▶ **STATED EXERCISE**: Of all the lines in the records, how many hold the word "заградительных"? Answer with the number only.

▶ **WORKING DATA**:
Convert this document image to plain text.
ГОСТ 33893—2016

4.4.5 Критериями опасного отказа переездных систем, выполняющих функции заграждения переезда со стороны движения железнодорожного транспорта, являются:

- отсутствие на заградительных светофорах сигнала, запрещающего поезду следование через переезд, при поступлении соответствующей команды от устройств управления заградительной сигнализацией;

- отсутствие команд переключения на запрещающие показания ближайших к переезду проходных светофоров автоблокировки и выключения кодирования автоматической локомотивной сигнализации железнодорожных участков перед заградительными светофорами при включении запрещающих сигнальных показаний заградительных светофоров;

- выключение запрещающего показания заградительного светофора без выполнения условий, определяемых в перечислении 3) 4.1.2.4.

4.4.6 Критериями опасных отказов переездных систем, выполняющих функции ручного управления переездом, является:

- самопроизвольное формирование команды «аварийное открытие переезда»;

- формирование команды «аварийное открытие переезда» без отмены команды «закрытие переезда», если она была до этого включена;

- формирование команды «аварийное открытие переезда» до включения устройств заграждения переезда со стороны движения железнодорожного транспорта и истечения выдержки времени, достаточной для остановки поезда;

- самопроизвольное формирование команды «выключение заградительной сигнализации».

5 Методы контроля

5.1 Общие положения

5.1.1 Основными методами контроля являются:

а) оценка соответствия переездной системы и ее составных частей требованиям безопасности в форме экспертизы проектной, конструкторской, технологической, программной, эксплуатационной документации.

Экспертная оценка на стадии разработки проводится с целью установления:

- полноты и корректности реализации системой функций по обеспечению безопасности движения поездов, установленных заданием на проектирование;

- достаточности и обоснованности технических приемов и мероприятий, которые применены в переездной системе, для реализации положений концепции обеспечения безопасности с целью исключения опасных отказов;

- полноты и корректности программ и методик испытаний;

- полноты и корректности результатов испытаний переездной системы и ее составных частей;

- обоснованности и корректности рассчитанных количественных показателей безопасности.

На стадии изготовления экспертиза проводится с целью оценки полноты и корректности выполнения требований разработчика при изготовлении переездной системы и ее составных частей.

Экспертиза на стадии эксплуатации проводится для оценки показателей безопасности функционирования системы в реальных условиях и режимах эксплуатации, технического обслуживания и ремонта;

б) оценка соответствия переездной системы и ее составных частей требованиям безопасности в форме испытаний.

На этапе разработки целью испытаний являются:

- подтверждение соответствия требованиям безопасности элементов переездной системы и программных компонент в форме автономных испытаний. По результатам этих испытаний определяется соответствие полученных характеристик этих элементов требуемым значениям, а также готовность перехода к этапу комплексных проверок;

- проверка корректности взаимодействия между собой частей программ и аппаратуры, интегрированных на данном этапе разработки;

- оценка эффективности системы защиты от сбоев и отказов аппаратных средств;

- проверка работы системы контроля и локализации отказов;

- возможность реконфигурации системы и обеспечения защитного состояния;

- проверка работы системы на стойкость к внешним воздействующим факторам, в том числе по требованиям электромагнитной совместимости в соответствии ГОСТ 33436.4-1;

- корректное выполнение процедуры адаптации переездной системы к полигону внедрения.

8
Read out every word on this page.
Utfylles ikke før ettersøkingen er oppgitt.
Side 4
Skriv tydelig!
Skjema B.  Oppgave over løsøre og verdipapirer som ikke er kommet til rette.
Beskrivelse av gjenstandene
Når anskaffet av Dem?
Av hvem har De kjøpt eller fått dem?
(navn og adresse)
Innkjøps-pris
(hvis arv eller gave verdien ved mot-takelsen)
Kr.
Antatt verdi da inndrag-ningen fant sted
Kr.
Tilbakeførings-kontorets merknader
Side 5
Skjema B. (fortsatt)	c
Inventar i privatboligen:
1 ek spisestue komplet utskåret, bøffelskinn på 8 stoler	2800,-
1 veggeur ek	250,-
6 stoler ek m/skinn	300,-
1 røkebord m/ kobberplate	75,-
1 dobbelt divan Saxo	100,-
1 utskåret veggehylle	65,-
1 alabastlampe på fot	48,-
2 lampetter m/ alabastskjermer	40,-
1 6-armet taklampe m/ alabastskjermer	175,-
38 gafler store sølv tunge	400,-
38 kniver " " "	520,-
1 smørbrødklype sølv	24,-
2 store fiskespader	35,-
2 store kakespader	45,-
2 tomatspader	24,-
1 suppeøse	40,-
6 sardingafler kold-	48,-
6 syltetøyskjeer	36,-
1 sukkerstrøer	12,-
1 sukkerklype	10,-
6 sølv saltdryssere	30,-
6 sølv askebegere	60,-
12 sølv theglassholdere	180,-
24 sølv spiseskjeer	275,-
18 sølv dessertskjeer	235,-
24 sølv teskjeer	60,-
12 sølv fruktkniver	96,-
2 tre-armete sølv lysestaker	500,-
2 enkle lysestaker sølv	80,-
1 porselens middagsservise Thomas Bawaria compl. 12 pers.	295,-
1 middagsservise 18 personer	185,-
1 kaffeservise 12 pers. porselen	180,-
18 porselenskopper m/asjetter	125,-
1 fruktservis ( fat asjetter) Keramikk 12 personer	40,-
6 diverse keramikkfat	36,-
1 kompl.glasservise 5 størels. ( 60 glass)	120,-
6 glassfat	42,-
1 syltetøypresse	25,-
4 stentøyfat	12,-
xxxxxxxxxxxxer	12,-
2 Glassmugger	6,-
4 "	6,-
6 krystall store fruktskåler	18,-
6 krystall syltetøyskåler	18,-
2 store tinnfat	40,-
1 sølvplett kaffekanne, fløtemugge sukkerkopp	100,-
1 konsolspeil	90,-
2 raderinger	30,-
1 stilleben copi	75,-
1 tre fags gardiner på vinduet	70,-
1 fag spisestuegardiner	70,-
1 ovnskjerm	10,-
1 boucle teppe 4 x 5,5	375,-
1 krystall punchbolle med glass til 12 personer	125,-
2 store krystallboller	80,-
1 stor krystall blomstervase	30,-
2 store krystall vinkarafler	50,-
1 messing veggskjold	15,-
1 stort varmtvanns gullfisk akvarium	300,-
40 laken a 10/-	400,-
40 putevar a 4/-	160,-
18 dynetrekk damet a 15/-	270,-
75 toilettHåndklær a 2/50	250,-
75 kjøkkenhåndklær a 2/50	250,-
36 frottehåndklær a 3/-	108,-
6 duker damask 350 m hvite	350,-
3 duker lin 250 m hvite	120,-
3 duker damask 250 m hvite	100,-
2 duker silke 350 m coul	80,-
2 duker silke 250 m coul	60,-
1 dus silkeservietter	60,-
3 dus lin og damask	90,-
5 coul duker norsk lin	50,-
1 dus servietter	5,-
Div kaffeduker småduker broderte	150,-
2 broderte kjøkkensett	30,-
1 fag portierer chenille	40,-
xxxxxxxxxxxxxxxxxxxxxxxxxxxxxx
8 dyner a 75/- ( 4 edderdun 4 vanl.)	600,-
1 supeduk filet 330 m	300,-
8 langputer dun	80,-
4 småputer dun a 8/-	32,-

▶ **WRITTEN SOLUTION**: 2